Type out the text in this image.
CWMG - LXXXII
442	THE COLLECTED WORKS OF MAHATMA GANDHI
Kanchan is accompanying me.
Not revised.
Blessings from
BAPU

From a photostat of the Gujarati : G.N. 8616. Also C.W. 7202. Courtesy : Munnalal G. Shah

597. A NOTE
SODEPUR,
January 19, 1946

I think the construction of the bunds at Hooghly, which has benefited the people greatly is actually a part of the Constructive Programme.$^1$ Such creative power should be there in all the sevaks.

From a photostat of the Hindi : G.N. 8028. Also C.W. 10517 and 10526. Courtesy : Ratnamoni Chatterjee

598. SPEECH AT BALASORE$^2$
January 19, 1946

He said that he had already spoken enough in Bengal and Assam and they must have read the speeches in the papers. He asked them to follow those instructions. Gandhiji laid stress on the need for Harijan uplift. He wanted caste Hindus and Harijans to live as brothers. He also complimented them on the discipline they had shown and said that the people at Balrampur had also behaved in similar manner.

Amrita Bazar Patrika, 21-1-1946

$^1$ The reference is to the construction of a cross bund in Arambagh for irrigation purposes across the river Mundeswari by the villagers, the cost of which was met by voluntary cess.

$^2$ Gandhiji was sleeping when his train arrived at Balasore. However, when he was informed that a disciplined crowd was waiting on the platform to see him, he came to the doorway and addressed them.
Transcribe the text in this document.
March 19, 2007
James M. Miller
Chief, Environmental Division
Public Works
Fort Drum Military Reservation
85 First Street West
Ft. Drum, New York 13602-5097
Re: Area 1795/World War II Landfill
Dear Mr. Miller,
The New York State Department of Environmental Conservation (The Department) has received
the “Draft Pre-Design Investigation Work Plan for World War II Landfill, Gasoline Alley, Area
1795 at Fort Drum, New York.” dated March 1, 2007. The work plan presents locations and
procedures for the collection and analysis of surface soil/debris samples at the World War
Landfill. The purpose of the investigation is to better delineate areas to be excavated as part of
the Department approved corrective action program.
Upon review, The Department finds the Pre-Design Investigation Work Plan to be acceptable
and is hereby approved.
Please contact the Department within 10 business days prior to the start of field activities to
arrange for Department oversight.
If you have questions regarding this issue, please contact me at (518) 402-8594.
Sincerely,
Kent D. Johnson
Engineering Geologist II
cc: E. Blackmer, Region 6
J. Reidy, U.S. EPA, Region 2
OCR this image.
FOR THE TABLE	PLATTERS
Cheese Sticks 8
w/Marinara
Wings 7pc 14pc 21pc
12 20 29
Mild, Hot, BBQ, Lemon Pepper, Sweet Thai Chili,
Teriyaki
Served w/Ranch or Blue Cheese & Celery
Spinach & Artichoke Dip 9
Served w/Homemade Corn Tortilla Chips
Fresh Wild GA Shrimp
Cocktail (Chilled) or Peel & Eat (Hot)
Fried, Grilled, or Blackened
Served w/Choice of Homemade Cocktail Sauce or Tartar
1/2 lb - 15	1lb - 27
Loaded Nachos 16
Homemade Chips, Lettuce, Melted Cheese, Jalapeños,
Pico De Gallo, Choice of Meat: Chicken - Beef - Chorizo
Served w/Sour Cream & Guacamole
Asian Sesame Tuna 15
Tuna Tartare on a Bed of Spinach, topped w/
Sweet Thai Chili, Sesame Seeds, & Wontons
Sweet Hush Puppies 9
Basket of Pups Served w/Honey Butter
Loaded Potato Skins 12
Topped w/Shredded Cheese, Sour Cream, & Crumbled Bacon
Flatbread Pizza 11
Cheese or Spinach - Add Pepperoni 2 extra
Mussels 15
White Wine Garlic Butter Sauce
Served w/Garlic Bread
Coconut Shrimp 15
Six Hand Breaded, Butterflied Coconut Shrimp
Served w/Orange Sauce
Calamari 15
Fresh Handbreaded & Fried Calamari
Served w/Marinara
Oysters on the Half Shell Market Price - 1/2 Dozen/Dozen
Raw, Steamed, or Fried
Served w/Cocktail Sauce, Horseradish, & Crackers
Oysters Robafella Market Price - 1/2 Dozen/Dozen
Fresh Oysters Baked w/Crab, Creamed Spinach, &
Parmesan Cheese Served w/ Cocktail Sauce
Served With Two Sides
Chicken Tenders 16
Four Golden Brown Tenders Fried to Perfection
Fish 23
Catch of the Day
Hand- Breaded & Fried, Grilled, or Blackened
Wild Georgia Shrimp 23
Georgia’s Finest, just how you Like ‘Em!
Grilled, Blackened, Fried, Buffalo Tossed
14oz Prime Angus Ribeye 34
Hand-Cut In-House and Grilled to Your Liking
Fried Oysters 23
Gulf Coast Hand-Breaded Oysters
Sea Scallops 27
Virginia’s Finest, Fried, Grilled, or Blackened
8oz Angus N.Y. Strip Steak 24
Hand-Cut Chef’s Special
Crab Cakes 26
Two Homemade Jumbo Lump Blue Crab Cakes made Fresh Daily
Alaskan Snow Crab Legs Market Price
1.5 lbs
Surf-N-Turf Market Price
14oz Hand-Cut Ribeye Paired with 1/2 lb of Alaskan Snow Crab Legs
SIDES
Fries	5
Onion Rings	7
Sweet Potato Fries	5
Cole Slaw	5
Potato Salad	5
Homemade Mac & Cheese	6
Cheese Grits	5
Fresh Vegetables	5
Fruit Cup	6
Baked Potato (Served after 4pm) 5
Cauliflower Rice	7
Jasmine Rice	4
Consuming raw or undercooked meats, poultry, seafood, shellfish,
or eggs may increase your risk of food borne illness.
══════
# Exercise task
Type out the full listing again, exactly as given.

# Result of this task
Type out the text in this image.
CWMG - LXXXII
442	THE COLLECTED WORKS OF MAHATMA GANDHI
Kanchan is accompanying me.
Not revised.
Blessings from
BAPU

From a photostat of the Gujarati : G.N. 8616. Also C.W. 7202. Courtesy : Munnalal G. Shah

597. A NOTE
SODEPUR,
January 19, 1946

I think the construction of the bunds at Hooghly, which has benefited the people greatly is actually a part of the Constructive Programme.$^1$ Such creative power should be there in all the sevaks.

From a photostat of the Hindi : G.N. 8028. Also C.W. 10517 and 10526. Courtesy : Ratnamoni Chatterjee

598. SPEECH AT BALASORE$^2$
January 19, 1946

He said that he had already spoken enough in Bengal and Assam and they must have read the speeches in the papers. He asked them to follow those instructions. Gandhiji laid stress on the need for Harijan uplift. He wanted caste Hindus and Harijans to live as brothers. He also complimented them on the discipline they had shown and said that the people at Balrampur had also behaved in similar manner.

Amrita Bazar Patrika, 21-1-1946

$^1$ The reference is to the construction of a cross bund in Arambagh for irrigation purposes across the river Mundeswari by the villagers, the cost of which was met by voluntary cess.

$^2$ Gandhiji was sleeping when his train arrived at Balasore. However, when he was informed that a disciplined crowd was waiting on the platform to see him, he came to the doorway and addressed them.
Transcribe the text in this document.
March 19, 2007
James M. Miller
Chief, Environmental Division
Public Works
Fort Drum Military Reservation
85 First Street West
Ft. Drum, New York 13602-5097
Re: Area 1795/World War II Landfill
Dear Mr. Miller,
The New York State Department of Environmental Conservation (The Department) has received
the “Draft Pre-Design Investigation Work Plan for World War II Landfill, Gasoline Alley, Area
1795 at Fort Drum, New York.” dated March 1, 2007. The work plan presents locations and
procedures for the collection and analysis of surface soil/debris samples at the World War
Landfill. The purpose of the investigation is to better delineate areas to be excavated as part of
the Department approved corrective action program.
Upon review, The Department finds the Pre-Design Investigation Work Plan to be acceptable
and is hereby approved.
Please contact the Department within 10 business days prior to the start of field activities to
arrange for Department oversight.
If you have questions regarding this issue, please contact me at (518) 402-8594.
Sincerely,
Kent D. Johnson
Engineering Geologist II
cc: E. Blackmer, Region 6
J. Reidy, U.S. EPA, Region 2
OCR this image.
FOR THE TABLE	PLATTERS
Cheese Sticks 8
w/Marinara
Wings 7pc 14pc 21pc
12 20 29
Mild, Hot, BBQ, Lemon Pepper, Sweet Thai Chili,
Teriyaki
Served w/Ranch or Blue Cheese & Celery
Spinach & Artichoke Dip 9
Served w/Homemade Corn Tortilla Chips
Fresh Wild GA Shrimp
Cocktail (Chilled) or Peel & Eat (Hot)
Fried, Grilled, or Blackened
Served w/Choice of Homemade Cocktail Sauce or Tartar
1/2 lb - 15	1lb - 27
Loaded Nachos 16
Homemade Chips, Lettuce, Melted Cheese, Jalapeños,
Pico De Gallo, Choice of Meat: Chicken - Beef - Chorizo
Served w/Sour Cream & Guacamole
Asian Sesame Tuna 15
Tuna Tartare on a Bed of Spinach, topped w/
Sweet Thai Chili, Sesame Seeds, & Wontons
Sweet Hush Puppies 9
Basket of Pups Served w/Honey Butter
Loaded Potato Skins 12
Topped w/Shredded Cheese, Sour Cream, & Crumbled Bacon
Flatbread Pizza 11
Cheese or Spinach - Add Pepperoni 2 extra
Mussels 15
White Wine Garlic Butter Sauce
Served w/Garlic Bread
Coconut Shrimp 15
Six Hand Breaded, Butterflied Coconut Shrimp
Served w/Orange Sauce
Calamari 15
Fresh Handbreaded & Fried Calamari
Served w/Marinara
Oysters on the Half Shell Market Price - 1/2 Dozen/Dozen
Raw, Steamed, or Fried
Served w/Cocktail Sauce, Horseradish, & Crackers
Oysters Robafella Market Price - 1/2 Dozen/Dozen
Fresh Oysters Baked w/Crab, Creamed Spinach, &
Parmesan Cheese Served w/ Cocktail Sauce
Served With Two Sides
Chicken Tenders 16
Four Golden Brown Tenders Fried to Perfection
Fish 23
Catch of the Day
Hand- Breaded & Fried, Grilled, or Blackened
Wild Georgia Shrimp 23
Georgia’s Finest, just how you Like ‘Em!
Grilled, Blackened, Fried, Buffalo Tossed
14oz Prime Angus Ribeye 34
Hand-Cut In-House and Grilled to Your Liking
Fried Oysters 23
Gulf Coast Hand-Breaded Oysters
Sea Scallops 27
Virginia’s Finest, Fried, Grilled, or Blackened
8oz Angus N.Y. Strip Steak 24
Hand-Cut Chef’s Special
Crab Cakes 26
Two Homemade Jumbo Lump Blue Crab Cakes made Fresh Daily
Alaskan Snow Crab Legs Market Price
1.5 lbs
Surf-N-Turf Market Price
14oz Hand-Cut Ribeye Paired with 1/2 lb of Alaskan Snow Crab Legs
SIDES
Fries	5
Onion Rings	7
Sweet Potato Fries	5
Cole Slaw	5
Potato Salad	5
Homemade Mac & Cheese	6
Cheese Grits	5
Fresh Vegetables	5
Fruit Cup	6
Baked Potato (Served after 4pm) 5
Cauliflower Rice	7
Jasmine Rice	4
Consuming raw or undercooked meats, poultry, seafood, shellfish,
or eggs may increase your risk of food borne illness.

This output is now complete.